(Figure record listings)
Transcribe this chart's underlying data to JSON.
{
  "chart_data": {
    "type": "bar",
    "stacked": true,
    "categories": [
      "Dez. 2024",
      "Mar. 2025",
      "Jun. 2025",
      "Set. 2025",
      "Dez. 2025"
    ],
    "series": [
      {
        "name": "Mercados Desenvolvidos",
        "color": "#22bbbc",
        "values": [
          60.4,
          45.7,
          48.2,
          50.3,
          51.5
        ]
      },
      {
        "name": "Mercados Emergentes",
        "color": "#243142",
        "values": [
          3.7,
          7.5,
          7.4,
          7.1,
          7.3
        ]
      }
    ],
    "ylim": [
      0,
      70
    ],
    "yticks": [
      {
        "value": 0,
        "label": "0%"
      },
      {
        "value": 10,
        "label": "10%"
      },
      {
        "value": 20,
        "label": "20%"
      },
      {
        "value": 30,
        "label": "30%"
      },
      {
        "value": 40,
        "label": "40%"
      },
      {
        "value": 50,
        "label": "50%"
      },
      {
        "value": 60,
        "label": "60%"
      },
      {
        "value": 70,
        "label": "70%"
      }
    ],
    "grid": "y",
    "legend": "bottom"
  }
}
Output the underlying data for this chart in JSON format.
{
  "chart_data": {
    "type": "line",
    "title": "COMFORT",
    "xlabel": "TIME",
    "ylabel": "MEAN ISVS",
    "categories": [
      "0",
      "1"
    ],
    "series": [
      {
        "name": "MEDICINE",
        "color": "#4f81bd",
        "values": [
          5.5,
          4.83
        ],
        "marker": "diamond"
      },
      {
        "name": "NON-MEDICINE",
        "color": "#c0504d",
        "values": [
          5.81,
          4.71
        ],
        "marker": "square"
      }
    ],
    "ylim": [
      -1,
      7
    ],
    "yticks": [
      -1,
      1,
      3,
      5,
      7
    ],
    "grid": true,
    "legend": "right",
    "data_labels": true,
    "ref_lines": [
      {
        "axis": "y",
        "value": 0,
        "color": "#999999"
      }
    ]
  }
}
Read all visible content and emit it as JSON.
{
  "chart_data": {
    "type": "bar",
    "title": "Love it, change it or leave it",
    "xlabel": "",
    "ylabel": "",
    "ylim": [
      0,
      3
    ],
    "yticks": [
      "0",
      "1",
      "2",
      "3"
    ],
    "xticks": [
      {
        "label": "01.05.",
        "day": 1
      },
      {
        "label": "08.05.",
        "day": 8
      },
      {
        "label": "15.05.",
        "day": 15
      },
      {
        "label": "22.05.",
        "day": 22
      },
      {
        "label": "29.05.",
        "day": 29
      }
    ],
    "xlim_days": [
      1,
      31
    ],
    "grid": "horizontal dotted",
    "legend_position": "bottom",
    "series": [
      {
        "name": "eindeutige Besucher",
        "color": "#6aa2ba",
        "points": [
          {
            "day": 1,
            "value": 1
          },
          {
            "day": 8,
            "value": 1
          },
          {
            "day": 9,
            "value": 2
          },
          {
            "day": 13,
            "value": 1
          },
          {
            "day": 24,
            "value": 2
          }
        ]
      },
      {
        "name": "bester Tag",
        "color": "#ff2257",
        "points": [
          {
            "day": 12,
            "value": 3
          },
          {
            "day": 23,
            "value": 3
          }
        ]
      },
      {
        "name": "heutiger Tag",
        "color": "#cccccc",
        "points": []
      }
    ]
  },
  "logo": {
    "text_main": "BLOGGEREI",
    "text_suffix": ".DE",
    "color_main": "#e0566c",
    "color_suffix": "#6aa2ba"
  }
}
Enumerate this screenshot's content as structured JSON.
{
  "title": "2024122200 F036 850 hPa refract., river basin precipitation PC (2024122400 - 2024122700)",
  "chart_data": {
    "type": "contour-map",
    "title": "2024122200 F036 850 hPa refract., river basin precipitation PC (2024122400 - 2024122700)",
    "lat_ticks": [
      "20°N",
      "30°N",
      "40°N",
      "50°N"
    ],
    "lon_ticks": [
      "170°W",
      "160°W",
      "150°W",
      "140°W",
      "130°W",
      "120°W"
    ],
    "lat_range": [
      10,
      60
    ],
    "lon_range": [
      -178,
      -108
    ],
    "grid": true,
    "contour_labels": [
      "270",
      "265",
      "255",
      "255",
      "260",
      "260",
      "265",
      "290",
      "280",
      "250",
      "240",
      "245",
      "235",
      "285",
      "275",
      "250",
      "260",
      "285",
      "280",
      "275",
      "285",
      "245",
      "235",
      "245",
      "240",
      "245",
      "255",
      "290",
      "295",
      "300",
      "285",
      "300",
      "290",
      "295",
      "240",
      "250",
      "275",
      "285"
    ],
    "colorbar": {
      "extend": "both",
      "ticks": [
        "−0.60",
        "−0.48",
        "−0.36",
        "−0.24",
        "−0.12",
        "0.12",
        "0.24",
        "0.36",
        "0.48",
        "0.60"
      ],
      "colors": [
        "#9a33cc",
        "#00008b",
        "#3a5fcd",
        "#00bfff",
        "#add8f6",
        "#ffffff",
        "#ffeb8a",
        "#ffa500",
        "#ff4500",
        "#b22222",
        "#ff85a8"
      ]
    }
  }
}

= Problem to solve =
Only lines with "content" are wanted here; list each of them.

= Result =
Read all visible content and emit it as JSON.
Enumerate this screenshot's content as structured JSON.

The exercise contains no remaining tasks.